### PROVIDED DATA

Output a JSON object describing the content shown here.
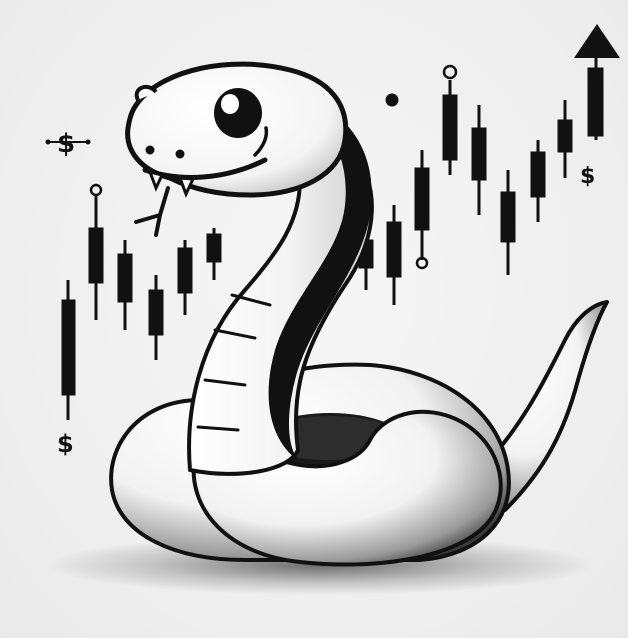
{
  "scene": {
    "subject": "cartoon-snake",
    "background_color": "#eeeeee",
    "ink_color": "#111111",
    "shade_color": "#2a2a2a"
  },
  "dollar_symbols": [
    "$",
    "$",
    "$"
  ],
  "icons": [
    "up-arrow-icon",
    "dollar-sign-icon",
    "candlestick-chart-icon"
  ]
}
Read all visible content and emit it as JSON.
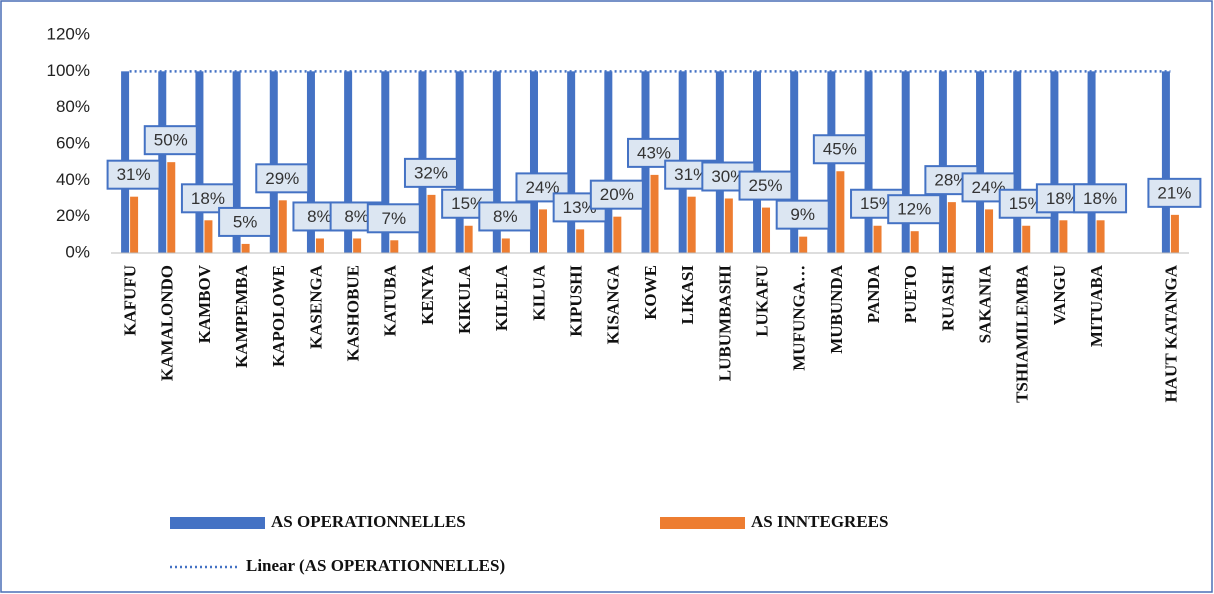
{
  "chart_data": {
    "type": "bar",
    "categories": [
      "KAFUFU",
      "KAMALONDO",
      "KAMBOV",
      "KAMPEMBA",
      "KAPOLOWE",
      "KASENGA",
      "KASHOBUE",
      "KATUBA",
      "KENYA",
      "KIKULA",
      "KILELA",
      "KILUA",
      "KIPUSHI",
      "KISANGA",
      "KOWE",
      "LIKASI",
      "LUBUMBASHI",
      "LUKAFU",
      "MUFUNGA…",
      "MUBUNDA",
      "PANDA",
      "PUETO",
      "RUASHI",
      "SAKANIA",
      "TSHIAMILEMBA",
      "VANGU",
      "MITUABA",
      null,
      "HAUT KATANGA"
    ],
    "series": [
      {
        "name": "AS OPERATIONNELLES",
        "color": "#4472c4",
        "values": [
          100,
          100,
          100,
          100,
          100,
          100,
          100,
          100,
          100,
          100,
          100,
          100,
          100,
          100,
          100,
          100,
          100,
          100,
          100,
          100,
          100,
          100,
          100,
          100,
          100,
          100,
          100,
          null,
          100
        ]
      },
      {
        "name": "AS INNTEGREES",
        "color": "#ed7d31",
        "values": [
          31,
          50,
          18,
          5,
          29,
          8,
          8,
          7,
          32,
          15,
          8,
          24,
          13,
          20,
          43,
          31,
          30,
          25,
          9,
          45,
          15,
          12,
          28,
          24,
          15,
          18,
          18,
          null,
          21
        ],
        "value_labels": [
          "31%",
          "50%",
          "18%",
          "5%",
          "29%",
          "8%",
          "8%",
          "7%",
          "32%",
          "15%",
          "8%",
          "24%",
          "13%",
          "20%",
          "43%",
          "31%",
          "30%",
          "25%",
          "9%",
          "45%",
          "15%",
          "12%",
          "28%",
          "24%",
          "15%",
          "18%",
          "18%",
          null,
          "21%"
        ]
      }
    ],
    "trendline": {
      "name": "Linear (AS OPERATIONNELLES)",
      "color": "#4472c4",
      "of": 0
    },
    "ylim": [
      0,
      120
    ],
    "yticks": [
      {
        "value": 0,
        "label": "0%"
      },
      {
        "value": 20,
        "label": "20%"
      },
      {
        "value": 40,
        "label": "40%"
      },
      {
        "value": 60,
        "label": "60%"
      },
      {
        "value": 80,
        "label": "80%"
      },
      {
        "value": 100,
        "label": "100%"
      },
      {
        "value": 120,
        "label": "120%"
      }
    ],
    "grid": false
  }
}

### TASK
Work out how many lines above contain the word "JSON". Give only the number.

### SOLUTION
2